**SHORT PROBLEM**
Below are some records; reproduce every one of them exactly.

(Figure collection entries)
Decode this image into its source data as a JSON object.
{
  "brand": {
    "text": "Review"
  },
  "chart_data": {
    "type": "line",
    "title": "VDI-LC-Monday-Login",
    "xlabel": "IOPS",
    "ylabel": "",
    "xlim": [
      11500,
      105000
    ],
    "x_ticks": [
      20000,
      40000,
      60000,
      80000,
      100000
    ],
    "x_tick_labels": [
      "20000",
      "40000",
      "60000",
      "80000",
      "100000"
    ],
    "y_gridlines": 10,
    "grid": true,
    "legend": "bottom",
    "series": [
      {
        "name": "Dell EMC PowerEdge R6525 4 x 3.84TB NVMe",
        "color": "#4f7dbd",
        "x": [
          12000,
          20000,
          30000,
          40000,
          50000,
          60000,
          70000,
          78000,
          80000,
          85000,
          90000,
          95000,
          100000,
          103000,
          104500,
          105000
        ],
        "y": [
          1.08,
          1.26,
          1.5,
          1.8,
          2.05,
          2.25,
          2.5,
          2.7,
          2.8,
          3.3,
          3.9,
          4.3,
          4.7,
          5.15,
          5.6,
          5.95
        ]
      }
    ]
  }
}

**ANSWER TO THE EXERCISE**
Decode this image into its source data as a JSON object.
{
  "brand": {
    "text": "Review"
  },
  "chart_data": {
    "type": "line",
    "title": "VDI-LC-Monday-Login",
    "xlabel": "IOPS",
    "ylabel": "",
    "xlim": [
      11500,
      105000
    ],
    "x_ticks": [
      20000,
      40000,
      60000,
      80000,
      100000
    ],
    "x_tick_labels": [
      "20000",
      "40000",
      "60000",
      "80000",
      "100000"
    ],
    "y_gridlines": 10,
    "grid": true,
    "legend": "bottom",
    "series": [
      {
        "name": "Dell EMC PowerEdge R6525 4 x 3.84TB NVMe",
        "color": "#4f7dbd",
        "x": [
          12000,
          20000,
          30000,
          40000,
          50000,
          60000,
          70000,
          78000,
          80000,
          85000,
          90000,
          95000,
          100000,
          103000,
          104500,
          105000
        ],
        "y": [
          1.08,
          1.26,
          1.5,
          1.8,
          2.05,
          2.25,
          2.5,
          2.7,
          2.8,
          3.3,
          3.9,
          4.3,
          4.7,
          5.15,
          5.6,
          5.95
        ]
      }
    ]
  }
}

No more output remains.